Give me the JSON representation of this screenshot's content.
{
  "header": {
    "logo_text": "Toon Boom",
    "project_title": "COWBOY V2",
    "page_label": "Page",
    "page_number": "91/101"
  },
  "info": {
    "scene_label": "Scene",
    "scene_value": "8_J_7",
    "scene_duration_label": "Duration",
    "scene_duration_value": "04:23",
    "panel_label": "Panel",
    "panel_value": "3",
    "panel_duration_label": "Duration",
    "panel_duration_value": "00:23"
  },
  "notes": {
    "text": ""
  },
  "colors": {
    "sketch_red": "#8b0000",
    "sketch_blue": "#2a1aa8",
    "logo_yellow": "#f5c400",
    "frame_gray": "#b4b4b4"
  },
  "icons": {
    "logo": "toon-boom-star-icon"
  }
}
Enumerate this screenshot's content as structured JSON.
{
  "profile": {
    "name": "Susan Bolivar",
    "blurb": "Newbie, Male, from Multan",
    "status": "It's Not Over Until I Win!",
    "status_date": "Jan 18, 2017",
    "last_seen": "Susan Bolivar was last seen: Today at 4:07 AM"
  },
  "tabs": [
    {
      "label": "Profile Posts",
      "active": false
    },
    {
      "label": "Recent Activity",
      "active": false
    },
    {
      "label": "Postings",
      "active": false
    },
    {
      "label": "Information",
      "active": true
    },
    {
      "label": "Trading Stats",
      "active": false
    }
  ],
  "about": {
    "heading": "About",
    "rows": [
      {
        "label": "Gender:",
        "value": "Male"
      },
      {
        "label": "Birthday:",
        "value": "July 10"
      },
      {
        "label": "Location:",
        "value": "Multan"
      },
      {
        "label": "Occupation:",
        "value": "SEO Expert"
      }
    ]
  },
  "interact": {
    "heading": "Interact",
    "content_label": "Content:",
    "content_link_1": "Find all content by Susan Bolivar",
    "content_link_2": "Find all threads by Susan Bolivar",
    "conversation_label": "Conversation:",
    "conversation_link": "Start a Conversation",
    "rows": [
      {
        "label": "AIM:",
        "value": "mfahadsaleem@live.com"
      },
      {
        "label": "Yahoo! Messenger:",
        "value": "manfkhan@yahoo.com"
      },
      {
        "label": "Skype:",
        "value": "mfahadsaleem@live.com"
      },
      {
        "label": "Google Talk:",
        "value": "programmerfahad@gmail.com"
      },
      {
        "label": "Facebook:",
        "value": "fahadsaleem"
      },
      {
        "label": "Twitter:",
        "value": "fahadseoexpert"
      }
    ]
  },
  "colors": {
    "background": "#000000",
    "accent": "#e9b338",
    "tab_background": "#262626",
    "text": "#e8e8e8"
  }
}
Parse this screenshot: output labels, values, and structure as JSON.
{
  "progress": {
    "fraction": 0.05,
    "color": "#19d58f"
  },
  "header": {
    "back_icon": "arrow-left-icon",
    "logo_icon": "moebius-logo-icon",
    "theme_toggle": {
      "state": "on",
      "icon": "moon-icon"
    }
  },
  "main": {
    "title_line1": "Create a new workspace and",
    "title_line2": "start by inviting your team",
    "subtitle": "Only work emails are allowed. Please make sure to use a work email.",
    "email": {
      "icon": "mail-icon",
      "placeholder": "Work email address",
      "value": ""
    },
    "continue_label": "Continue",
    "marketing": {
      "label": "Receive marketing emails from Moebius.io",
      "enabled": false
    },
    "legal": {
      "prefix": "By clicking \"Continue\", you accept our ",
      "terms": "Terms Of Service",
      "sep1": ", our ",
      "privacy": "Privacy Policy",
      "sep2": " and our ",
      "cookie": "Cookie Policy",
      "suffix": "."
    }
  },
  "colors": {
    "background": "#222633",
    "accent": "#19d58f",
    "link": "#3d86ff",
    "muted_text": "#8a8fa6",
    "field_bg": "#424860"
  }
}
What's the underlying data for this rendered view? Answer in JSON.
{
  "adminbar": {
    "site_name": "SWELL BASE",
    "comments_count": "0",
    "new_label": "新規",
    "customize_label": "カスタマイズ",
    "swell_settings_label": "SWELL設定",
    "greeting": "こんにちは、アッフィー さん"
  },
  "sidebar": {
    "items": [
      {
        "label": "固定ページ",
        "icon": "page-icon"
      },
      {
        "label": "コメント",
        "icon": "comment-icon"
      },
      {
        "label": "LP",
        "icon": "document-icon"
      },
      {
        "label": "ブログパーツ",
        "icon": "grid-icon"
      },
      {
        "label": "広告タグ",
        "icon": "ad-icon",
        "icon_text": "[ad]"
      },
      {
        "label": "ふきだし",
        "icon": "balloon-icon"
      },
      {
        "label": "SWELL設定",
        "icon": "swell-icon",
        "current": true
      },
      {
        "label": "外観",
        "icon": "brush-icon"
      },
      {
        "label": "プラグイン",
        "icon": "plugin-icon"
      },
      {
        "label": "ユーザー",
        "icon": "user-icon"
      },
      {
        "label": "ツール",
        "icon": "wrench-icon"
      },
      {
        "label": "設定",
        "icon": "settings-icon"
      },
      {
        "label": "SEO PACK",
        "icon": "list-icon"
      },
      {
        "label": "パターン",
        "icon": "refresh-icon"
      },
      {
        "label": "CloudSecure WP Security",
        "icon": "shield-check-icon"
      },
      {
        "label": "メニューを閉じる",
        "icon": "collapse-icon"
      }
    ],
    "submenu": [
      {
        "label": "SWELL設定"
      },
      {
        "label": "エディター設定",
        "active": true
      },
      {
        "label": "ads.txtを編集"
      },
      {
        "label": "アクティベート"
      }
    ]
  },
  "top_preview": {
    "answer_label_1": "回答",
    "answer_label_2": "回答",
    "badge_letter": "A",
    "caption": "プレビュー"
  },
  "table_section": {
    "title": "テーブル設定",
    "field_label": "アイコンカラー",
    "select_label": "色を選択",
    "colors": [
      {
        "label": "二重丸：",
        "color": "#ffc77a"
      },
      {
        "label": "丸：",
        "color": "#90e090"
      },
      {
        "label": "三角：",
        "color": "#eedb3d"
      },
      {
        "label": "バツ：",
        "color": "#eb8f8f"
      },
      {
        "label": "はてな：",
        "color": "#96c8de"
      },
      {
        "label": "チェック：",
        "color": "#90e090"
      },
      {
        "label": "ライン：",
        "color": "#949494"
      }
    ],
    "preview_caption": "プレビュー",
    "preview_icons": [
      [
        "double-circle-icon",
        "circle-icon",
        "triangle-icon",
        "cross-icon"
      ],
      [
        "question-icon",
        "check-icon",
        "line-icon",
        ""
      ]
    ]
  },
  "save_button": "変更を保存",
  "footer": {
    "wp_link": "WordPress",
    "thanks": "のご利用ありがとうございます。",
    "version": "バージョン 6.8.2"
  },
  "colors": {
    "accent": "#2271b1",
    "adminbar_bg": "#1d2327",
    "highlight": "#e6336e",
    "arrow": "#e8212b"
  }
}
-=-=-=-=-
Task requirements: Each entry must be reproduced verbatim.

Solved exercise:
Give me the JSON representation of this screenshot's content.
{
  "header": {
    "logo_text": "Toon Boom",
    "project_title": "COWBOY V2",
    "page_label": "Page",
    "page_number": "91/101"
  },
  "info": {
    "scene_label": "Scene",
    "scene_value": "8_J_7",
    "scene_duration_label": "Duration",
    "scene_duration_value": "04:23",
    "panel_label": "Panel",
    "panel_value": "3",
    "panel_duration_label": "Duration",
    "panel_duration_value": "00:23"
  },
  "notes": {
    "text": ""
  },
  "colors": {
    "sketch_red": "#8b0000",
    "sketch_blue": "#2a1aa8",
    "logo_yellow": "#f5c400",
    "frame_gray": "#b4b4b4"
  },
  "icons": {
    "logo": "toon-boom-star-icon"
  }
}
Enumerate this screenshot's content as structured JSON.
{
  "profile": {
    "name": "Susan Bolivar",
    "blurb": "Newbie, Male, from Multan",
    "status": "It's Not Over Until I Win!",
    "status_date": "Jan 18, 2017",
    "last_seen": "Susan Bolivar was last seen: Today at 4:07 AM"
  },
  "tabs": [
    {
      "label": "Profile Posts",
      "active": false
    },
    {
      "label": "Recent Activity",
      "active": false
    },
    {
      "label": "Postings",
      "active": false
    },
    {
      "label": "Information",
      "active": true
    },
    {
      "label": "Trading Stats",
      "active": false
    }
  ],
  "about": {
    "heading": "About",
    "rows": [
      {
        "label": "Gender:",
        "value": "Male"
      },
      {
        "label": "Birthday:",
        "value": "July 10"
      },
      {
        "label": "Location:",
        "value": "Multan"
      },
      {
        "label": "Occupation:",
        "value": "SEO Expert"
      }
    ]
  },
  "interact": {
    "heading": "Interact",
    "content_label": "Content:",
    "content_link_1": "Find all content by Susan Bolivar",
    "content_link_2": "Find all threads by Susan Bolivar",
    "conversation_label": "Conversation:",
    "conversation_link": "Start a Conversation",
    "rows": [
      {
        "label": "AIM:",
        "value": "mfahadsaleem@live.com"
      },
      {
        "label": "Yahoo! Messenger:",
        "value": "manfkhan@yahoo.com"
      },
      {
        "label": "Skype:",
        "value": "mfahadsaleem@live.com"
      },
      {
        "label": "Google Talk:",
        "value": "programmerfahad@gmail.com"
      },
      {
        "label": "Facebook:",
        "value": "fahadsaleem"
      },
      {
        "label": "Twitter:",
        "value": "fahadseoexpert"
      }
    ]
  },
  "colors": {
    "background": "#000000",
    "accent": "#e9b338",
    "tab_background": "#262626",
    "text": "#e8e8e8"
  }
}
Parse this screenshot: output labels, values, and structure as JSON.
{
  "progress": {
    "fraction": 0.05,
    "color": "#19d58f"
  },
  "header": {
    "back_icon": "arrow-left-icon",
    "logo_icon": "moebius-logo-icon",
    "theme_toggle": {
      "state": "on",
      "icon": "moon-icon"
    }
  },
  "main": {
    "title_line1": "Create a new workspace and",
    "title_line2": "start by inviting your team",
    "subtitle": "Only work emails are allowed. Please make sure to use a work email.",
    "email": {
      "icon": "mail-icon",
      "placeholder": "Work email address",
      "value": ""
    },
    "continue_label": "Continue",
    "marketing": {
      "label": "Receive marketing emails from Moebius.io",
      "enabled": false
    },
    "legal": {
      "prefix": "By clicking \"Continue\", you accept our ",
      "terms": "Terms Of Service",
      "sep1": ", our ",
      "privacy": "Privacy Policy",
      "sep2": " and our ",
      "cookie": "Cookie Policy",
      "suffix": "."
    }
  },
  "colors": {
    "background": "#222633",
    "accent": "#19d58f",
    "link": "#3d86ff",
    "muted_text": "#8a8fa6",
    "field_bg": "#424860"
  }
}
What's the underlying data for this rendered view? Answer in JSON.
{
  "adminbar": {
    "site_name": "SWELL BASE",
    "comments_count": "0",
    "new_label": "新規",
    "customize_label": "カスタマイズ",
    "swell_settings_label": "SWELL設定",
    "greeting": "こんにちは、アッフィー さん"
  },
  "sidebar": {
    "items": [
      {
        "label": "固定ページ",
        "icon": "page-icon"
      },
      {
        "label": "コメント",
        "icon": "comment-icon"
      },
      {
        "label": "LP",
        "icon": "document-icon"
      },
      {
        "label": "ブログパーツ",
        "icon": "grid-icon"
      },
      {
        "label": "広告タグ",
        "icon": "ad-icon",
        "icon_text": "[ad]"
      },
      {
        "label": "ふきだし",
        "icon": "balloon-icon"
      },
      {
        "label": "SWELL設定",
        "icon": "swell-icon",
        "current": true
      },
      {
        "label": "外観",
        "icon": "brush-icon"
      },
      {
        "label": "プラグイン",
        "icon": "plugin-icon"
      },
      {
        "label": "ユーザー",
        "icon": "user-icon"
      },
      {
        "label": "ツール",
        "icon": "wrench-icon"
      },
      {
        "label": "設定",
        "icon": "settings-icon"
      },
      {
        "label": "SEO PACK",
        "icon": "list-icon"
      },
      {
        "label": "パターン",
        "icon": "refresh-icon"
      },
      {
        "label": "CloudSecure WP Security",
        "icon": "shield-check-icon"
      },
      {
        "label": "メニューを閉じる",
        "icon": "collapse-icon"
      }
    ],
    "submenu": [
      {
        "label": "SWELL設定"
      },
      {
        "label": "エディター設定",
        "active": true
      },
      {
        "label": "ads.txtを編集"
      },
      {
        "label": "アクティベート"
      }
    ]
  },
  "top_preview": {
    "answer_label_1": "回答",
    "answer_label_2": "回答",
    "badge_letter": "A",
    "caption": "プレビュー"
  },
  "table_section": {
    "title": "テーブル設定",
    "field_label": "アイコンカラー",
    "select_label": "色を選択",
    "colors": [
      {
        "label": "二重丸：",
        "color": "#ffc77a"
      },
      {
        "label": "丸：",
        "color": "#90e090"
      },
      {
        "label": "三角：",
        "color": "#eedb3d"
      },
      {
        "label": "バツ：",
        "color": "#eb8f8f"
      },
      {
        "label": "はてな：",
        "color": "#96c8de"
      },
      {
        "label": "チェック：",
        "color": "#90e090"
      },
      {
        "label": "ライン：",
        "color": "#949494"
      }
    ],
    "preview_caption": "プレビュー",
    "preview_icons": [
      [
        "double-circle-icon",
        "circle-icon",
        "triangle-icon",
        "cross-icon"
      ],
      [
        "question-icon",
        "check-icon",
        "line-icon",
        ""
      ]
    ]
  },
  "save_button": "変更を保存",
  "footer": {
    "wp_link": "WordPress",
    "thanks": "のご利用ありがとうございます。",
    "version": "バージョン 6.8.2"
  },
  "colors": {
    "accent": "#2271b1",
    "adminbar_bg": "#1d2327",
    "highlight": "#e6336e",
    "arrow": "#e8212b"
  }
}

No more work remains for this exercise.